◆ **SHORT EXERCISE**:
Copy out the lines that have "George" in them.
::::::
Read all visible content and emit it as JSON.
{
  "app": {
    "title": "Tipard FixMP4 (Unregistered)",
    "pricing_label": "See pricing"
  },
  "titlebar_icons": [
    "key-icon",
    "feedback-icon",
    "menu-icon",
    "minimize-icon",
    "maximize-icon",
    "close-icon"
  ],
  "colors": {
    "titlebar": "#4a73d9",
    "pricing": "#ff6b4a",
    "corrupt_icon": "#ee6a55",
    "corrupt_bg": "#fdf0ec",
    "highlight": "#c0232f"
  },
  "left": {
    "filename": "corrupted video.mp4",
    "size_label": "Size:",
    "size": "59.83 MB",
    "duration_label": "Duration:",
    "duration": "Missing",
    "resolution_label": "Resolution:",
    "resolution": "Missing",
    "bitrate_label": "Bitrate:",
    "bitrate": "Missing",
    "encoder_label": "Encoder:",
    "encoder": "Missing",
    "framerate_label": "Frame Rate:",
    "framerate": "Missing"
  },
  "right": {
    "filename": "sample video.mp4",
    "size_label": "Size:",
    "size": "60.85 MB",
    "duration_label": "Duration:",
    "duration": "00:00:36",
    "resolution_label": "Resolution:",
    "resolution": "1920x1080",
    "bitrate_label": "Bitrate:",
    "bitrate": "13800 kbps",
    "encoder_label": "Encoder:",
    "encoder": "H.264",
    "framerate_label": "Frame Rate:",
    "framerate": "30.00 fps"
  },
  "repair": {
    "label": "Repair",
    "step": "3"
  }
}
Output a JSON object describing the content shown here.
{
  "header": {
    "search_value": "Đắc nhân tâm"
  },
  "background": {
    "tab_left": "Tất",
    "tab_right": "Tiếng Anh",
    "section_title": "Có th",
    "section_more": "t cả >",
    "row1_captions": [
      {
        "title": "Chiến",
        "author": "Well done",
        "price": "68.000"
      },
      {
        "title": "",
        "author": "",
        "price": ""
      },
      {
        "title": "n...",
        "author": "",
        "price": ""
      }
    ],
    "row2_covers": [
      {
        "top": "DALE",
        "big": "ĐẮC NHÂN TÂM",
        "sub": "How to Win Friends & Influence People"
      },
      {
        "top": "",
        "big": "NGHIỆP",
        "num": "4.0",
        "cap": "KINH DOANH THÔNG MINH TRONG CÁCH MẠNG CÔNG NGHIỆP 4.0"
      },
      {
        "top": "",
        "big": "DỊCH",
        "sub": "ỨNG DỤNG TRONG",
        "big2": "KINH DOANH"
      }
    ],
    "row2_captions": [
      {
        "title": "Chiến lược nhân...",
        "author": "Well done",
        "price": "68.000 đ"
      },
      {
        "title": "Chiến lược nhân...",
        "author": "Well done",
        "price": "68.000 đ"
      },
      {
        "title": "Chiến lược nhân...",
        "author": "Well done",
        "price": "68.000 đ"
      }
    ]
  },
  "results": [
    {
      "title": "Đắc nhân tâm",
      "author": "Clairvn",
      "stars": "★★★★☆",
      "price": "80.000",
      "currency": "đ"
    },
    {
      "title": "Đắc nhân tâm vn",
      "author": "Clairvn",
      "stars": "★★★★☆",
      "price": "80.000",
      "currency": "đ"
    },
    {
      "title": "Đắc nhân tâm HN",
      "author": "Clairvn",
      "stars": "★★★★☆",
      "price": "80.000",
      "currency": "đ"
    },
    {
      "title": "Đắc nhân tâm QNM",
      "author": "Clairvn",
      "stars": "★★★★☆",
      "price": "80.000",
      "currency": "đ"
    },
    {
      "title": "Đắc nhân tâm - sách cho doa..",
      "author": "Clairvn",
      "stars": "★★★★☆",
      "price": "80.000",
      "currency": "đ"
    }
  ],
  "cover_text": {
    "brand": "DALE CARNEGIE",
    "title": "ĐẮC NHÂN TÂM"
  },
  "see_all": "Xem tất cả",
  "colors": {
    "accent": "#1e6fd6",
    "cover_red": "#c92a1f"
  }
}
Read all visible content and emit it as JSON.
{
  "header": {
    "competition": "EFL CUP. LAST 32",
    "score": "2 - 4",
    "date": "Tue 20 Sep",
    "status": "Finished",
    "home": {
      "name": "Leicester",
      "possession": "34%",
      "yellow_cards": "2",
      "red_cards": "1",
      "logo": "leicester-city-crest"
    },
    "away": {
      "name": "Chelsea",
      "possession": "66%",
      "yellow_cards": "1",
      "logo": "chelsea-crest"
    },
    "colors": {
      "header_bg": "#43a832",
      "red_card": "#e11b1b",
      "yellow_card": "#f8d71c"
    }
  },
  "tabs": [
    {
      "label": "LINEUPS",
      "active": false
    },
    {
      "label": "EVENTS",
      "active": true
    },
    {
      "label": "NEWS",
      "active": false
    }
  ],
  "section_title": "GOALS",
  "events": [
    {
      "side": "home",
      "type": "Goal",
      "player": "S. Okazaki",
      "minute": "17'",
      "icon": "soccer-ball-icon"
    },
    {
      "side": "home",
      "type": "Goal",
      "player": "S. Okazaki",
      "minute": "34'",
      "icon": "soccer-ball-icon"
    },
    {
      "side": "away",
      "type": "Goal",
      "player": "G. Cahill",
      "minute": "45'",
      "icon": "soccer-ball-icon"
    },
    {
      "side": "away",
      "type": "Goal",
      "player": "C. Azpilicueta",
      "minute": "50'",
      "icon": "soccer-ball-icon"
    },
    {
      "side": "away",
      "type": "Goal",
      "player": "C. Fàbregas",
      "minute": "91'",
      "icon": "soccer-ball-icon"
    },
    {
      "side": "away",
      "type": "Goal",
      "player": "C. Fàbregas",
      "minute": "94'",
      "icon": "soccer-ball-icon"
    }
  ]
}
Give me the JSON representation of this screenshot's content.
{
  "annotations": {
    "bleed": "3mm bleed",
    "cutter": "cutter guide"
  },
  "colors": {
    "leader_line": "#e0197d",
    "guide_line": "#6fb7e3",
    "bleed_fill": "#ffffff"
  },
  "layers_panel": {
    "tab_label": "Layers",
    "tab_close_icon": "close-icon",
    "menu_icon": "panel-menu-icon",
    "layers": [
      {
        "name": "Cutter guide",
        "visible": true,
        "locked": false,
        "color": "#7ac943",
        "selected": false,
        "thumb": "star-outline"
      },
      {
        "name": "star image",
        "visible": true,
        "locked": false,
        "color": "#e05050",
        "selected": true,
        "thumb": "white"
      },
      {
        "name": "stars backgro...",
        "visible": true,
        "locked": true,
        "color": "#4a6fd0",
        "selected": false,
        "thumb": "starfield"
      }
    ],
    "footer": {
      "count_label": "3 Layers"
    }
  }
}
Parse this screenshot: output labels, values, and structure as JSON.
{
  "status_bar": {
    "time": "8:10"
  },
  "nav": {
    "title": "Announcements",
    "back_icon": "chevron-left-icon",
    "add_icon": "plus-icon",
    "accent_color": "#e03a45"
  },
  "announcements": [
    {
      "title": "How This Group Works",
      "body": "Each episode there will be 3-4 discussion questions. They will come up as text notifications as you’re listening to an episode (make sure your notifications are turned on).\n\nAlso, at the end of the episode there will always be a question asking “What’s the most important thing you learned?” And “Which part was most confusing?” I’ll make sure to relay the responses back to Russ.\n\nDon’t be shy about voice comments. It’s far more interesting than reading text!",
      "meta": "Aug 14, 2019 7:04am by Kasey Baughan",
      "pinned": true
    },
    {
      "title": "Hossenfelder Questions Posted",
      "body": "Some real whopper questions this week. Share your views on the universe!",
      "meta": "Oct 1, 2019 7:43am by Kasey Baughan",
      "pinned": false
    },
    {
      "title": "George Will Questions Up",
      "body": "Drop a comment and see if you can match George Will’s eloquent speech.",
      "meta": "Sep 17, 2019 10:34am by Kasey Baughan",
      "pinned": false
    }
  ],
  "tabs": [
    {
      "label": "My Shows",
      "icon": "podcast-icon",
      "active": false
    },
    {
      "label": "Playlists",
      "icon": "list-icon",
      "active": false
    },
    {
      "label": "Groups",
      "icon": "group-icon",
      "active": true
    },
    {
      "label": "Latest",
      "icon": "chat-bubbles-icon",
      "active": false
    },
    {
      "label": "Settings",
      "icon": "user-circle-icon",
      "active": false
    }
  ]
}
::::::
◆ **PROBLEM SOLUTION**:
      "title": "George Will Questions Up",
      "body": "Drop a comment and see if you can match George Will’s eloquent speech.",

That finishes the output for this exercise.